What the task requires. Write out each record again exactly as it stands.

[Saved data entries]
########

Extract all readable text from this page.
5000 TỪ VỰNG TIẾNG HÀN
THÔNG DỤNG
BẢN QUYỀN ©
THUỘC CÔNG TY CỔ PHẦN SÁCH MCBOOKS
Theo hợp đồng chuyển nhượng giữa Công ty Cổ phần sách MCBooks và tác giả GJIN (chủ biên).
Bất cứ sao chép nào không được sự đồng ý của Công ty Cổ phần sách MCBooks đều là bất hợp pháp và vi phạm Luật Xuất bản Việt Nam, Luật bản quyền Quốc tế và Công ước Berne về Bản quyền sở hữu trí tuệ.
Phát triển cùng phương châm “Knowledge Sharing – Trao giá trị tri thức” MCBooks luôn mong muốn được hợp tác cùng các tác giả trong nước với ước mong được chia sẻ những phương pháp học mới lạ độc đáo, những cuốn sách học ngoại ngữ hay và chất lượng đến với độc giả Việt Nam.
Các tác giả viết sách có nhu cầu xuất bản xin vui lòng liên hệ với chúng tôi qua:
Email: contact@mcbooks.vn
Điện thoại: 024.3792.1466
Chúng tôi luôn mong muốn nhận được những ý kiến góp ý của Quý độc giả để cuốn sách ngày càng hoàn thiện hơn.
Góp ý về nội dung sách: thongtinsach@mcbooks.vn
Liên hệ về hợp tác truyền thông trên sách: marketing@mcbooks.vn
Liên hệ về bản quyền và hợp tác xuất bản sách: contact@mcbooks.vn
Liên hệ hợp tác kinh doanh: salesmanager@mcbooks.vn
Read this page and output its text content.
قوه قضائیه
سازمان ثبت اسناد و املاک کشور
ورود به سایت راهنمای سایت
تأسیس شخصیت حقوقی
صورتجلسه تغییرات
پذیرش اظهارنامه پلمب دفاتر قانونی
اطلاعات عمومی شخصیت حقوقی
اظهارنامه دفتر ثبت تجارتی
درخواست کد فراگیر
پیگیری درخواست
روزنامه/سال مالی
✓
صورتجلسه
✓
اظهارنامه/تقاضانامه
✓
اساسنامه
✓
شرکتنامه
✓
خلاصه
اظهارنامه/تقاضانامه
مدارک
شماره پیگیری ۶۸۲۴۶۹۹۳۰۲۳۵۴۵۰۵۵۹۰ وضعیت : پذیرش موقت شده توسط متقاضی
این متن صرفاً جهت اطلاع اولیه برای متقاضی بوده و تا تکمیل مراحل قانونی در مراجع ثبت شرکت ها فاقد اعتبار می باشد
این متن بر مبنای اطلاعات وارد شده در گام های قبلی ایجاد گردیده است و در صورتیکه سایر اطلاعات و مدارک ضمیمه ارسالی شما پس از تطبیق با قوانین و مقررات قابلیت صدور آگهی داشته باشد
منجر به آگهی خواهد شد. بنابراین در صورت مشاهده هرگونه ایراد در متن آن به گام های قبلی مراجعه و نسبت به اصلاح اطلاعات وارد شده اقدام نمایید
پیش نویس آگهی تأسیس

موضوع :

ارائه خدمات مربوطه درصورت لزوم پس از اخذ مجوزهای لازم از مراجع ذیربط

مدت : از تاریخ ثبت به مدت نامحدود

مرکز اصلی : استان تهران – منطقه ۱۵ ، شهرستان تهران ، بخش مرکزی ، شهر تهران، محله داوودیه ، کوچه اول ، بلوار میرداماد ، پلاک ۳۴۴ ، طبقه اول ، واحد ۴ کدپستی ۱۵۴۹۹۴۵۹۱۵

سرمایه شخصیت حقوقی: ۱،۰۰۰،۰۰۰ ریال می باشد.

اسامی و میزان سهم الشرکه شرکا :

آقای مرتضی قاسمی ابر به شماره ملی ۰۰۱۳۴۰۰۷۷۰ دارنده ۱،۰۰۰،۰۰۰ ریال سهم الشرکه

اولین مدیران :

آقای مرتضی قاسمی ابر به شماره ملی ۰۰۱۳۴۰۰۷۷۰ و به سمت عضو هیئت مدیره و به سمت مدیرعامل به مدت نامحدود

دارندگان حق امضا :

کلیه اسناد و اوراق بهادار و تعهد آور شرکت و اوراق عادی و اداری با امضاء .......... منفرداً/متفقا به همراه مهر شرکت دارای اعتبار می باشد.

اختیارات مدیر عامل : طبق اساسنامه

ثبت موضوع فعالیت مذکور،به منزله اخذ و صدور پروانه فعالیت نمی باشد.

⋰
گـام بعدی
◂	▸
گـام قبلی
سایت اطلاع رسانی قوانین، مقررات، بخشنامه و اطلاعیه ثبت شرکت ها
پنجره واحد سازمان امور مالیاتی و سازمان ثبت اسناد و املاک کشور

########

Completed task.
Extract all readable text from this page.
5000 TỪ VỰNG TIẾNG HÀN
THÔNG DỤNG
BẢN QUYỀN ©
THUỘC CÔNG TY CỔ PHẦN SÁCH MCBOOKS
Theo hợp đồng chuyển nhượng giữa Công ty Cổ phần sách MCBooks và tác giả GJIN (chủ biên).
Bất cứ sao chép nào không được sự đồng ý của Công ty Cổ phần sách MCBooks đều là bất hợp pháp và vi phạm Luật Xuất bản Việt Nam, Luật bản quyền Quốc tế và Công ước Berne về Bản quyền sở hữu trí tuệ.
Phát triển cùng phương châm “Knowledge Sharing – Trao giá trị tri thức” MCBooks luôn mong muốn được hợp tác cùng các tác giả trong nước với ước mong được chia sẻ những phương pháp học mới lạ độc đáo, những cuốn sách học ngoại ngữ hay và chất lượng đến với độc giả Việt Nam.
Các tác giả viết sách có nhu cầu xuất bản xin vui lòng liên hệ với chúng tôi qua:
Email: contact@mcbooks.vn
Điện thoại: 024.3792.1466
Chúng tôi luôn mong muốn nhận được những ý kiến góp ý của Quý độc giả để cuốn sách ngày càng hoàn thiện hơn.
Góp ý về nội dung sách: thongtinsach@mcbooks.vn
Liên hệ về hợp tác truyền thông trên sách: marketing@mcbooks.vn
Liên hệ về bản quyền và hợp tác xuất bản sách: contact@mcbooks.vn
Liên hệ hợp tác kinh doanh: salesmanager@mcbooks.vn
Read this page and output its text content.
قوه قضائیه
سازمان ثبت اسناد و املاک کشور
ورود به سایت راهنمای سایت
تأسیس شخصیت حقوقی
صورتجلسه تغییرات
پذیرش اظهارنامه پلمب دفاتر قانونی
اطلاعات عمومی شخصیت حقوقی
اظهارنامه دفتر ثبت تجارتی
درخواست کد فراگیر
پیگیری درخواست
روزنامه/سال مالی
✓
صورتجلسه
✓
اظهارنامه/تقاضانامه
✓
اساسنامه
✓
شرکتنامه
✓
خلاصه
اظهارنامه/تقاضانامه
مدارک
شماره پیگیری ۶۸۲۴۶۹۹۳۰۲۳۵۴۵۰۵۵۹۰ وضعیت : پذیرش موقت شده توسط متقاضی
این متن صرفاً جهت اطلاع اولیه برای متقاضی بوده و تا تکمیل مراحل قانونی در مراجع ثبت شرکت ها فاقد اعتبار می باشد
این متن بر مبنای اطلاعات وارد شده در گام های قبلی ایجاد گردیده است و در صورتیکه سایر اطلاعات و مدارک ضمیمه ارسالی شما پس از تطبیق با قوانین و مقررات قابلیت صدور آگهی داشته باشد
منجر به آگهی خواهد شد. بنابراین در صورت مشاهده هرگونه ایراد در متن آن به گام های قبلی مراجعه و نسبت به اصلاح اطلاعات وارد شده اقدام نمایید
پیش نویس آگهی تأسیس

موضوع :

ارائه خدمات مربوطه درصورت لزوم پس از اخذ مجوزهای لازم از مراجع ذیربط

مدت : از تاریخ ثبت به مدت نامحدود

مرکز اصلی : استان تهران – منطقه ۱۵ ، شهرستان تهران ، بخش مرکزی ، شهر تهران، محله داوودیه ، کوچه اول ، بلوار میرداماد ، پلاک ۳۴۴ ، طبقه اول ، واحد ۴ کدپستی ۱۵۴۹۹۴۵۹۱۵

سرمایه شخصیت حقوقی: ۱،۰۰۰،۰۰۰ ریال می باشد.

اسامی و میزان سهم الشرکه شرکا :

آقای مرتضی قاسمی ابر به شماره ملی ۰۰۱۳۴۰۰۷۷۰ دارنده ۱،۰۰۰،۰۰۰ ریال سهم الشرکه

اولین مدیران :

آقای مرتضی قاسمی ابر به شماره ملی ۰۰۱۳۴۰۰۷۷۰ و به سمت عضو هیئت مدیره و به سمت مدیرعامل به مدت نامحدود

دارندگان حق امضا :

کلیه اسناد و اوراق بهادار و تعهد آور شرکت و اوراق عادی و اداری با امضاء .......... منفرداً/متفقا به همراه مهر شرکت دارای اعتبار می باشد.

اختیارات مدیر عامل : طبق اساسنامه

ثبت موضوع فعالیت مذکور،به منزله اخذ و صدور پروانه فعالیت نمی باشد.

⋰
گـام بعدی
◂	▸
گـام قبلی
سایت اطلاع رسانی قوانین، مقررات، بخشنامه و اطلاعیه ثبت شرکت ها
پنجره واحد سازمان امور مالیاتی و سازمان ثبت اسناد و املاک کشور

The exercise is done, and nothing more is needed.